* START *

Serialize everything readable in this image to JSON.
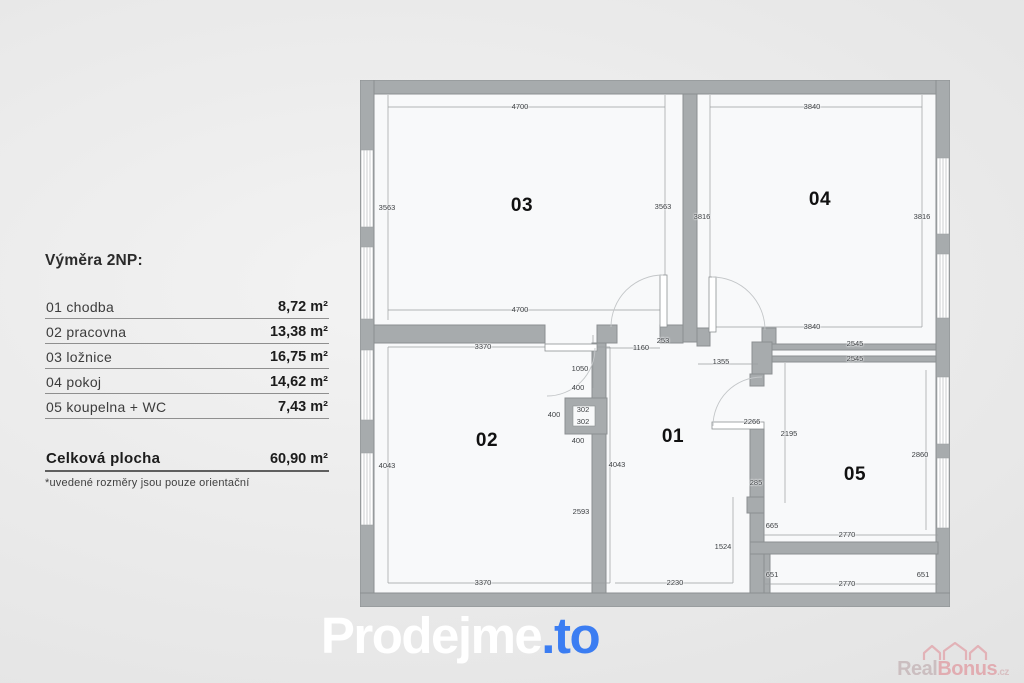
{
  "legend": {
    "title": "Výměra 2NP:",
    "rows": [
      {
        "label": "01 chodba",
        "value": "8,72 m²"
      },
      {
        "label": "02 pracovna",
        "value": "13,38 m²"
      },
      {
        "label": "03 ložnice",
        "value": "16,75 m²"
      },
      {
        "label": "04 pokoj",
        "value": "14,62 m²"
      },
      {
        "label": "05 koupelna + WC",
        "value": "7,43 m²"
      }
    ],
    "total": {
      "label": "Celková plocha",
      "value": "60,90 m²"
    },
    "note": "*uvedené rozměry jsou pouze orientační"
  },
  "branding": {
    "logo_main": "Prodejme",
    "logo_suffix": ".to",
    "logo_accent_color": "#3b7df2",
    "watermark_main_1": "Real",
    "watermark_main_2": "Bonus",
    "watermark_suffix": ".cz"
  },
  "floor_plan": {
    "floor": "2NP",
    "rooms": [
      {
        "n": "01",
        "x": 313,
        "y": 358
      },
      {
        "n": "02",
        "x": 127,
        "y": 362
      },
      {
        "n": "03",
        "x": 162,
        "y": 127
      },
      {
        "n": "04",
        "x": 460,
        "y": 121
      },
      {
        "n": "05",
        "x": 495,
        "y": 396
      }
    ],
    "dimensions": [
      {
        "t": "4700",
        "x": 160,
        "y": 27
      },
      {
        "t": "3563",
        "x": 27,
        "y": 128
      },
      {
        "t": "3563",
        "x": 303,
        "y": 127
      },
      {
        "t": "4700",
        "x": 160,
        "y": 230
      },
      {
        "t": "3840",
        "x": 452,
        "y": 27
      },
      {
        "t": "3816",
        "x": 342,
        "y": 137
      },
      {
        "t": "3816",
        "x": 562,
        "y": 137
      },
      {
        "t": "3840",
        "x": 452,
        "y": 247
      },
      {
        "t": "2545",
        "x": 495,
        "y": 264
      },
      {
        "t": "2545",
        "x": 495,
        "y": 279
      },
      {
        "t": "3370",
        "x": 123,
        "y": 267
      },
      {
        "t": "1160",
        "x": 281,
        "y": 268
      },
      {
        "t": "253",
        "x": 303,
        "y": 261
      },
      {
        "t": "1355",
        "x": 361,
        "y": 282
      },
      {
        "t": "1050",
        "x": 220,
        "y": 289
      },
      {
        "t": "400",
        "x": 218,
        "y": 308
      },
      {
        "t": "400",
        "x": 194,
        "y": 335
      },
      {
        "t": "302",
        "x": 223,
        "y": 330
      },
      {
        "t": "302",
        "x": 223,
        "y": 342
      },
      {
        "t": "400",
        "x": 218,
        "y": 361
      },
      {
        "t": "2266",
        "x": 392,
        "y": 342
      },
      {
        "t": "2195",
        "x": 429,
        "y": 354
      },
      {
        "t": "4043",
        "x": 27,
        "y": 386
      },
      {
        "t": "4043",
        "x": 257,
        "y": 385
      },
      {
        "t": "2860",
        "x": 560,
        "y": 375
      },
      {
        "t": "2593",
        "x": 221,
        "y": 432
      },
      {
        "t": "285",
        "x": 396,
        "y": 403
      },
      {
        "t": "665",
        "x": 412,
        "y": 446
      },
      {
        "t": "1524",
        "x": 363,
        "y": 467
      },
      {
        "t": "2770",
        "x": 487,
        "y": 455
      },
      {
        "t": "651",
        "x": 412,
        "y": 495
      },
      {
        "t": "651",
        "x": 563,
        "y": 495
      },
      {
        "t": "2770",
        "x": 487,
        "y": 504
      },
      {
        "t": "3370",
        "x": 123,
        "y": 503
      },
      {
        "t": "2230",
        "x": 315,
        "y": 503
      }
    ]
  }
}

* END *

In the lines above, locate the string "label". Copy every line where it occurs.

▶ **Full answer**
        "label": "01 chodba",
        "label": "02 pracovna",
        "label": "03 ložnice",
        "label": "04 pokoj",
        "label": "05 koupelna + WC",
      "label": "Celková plocha",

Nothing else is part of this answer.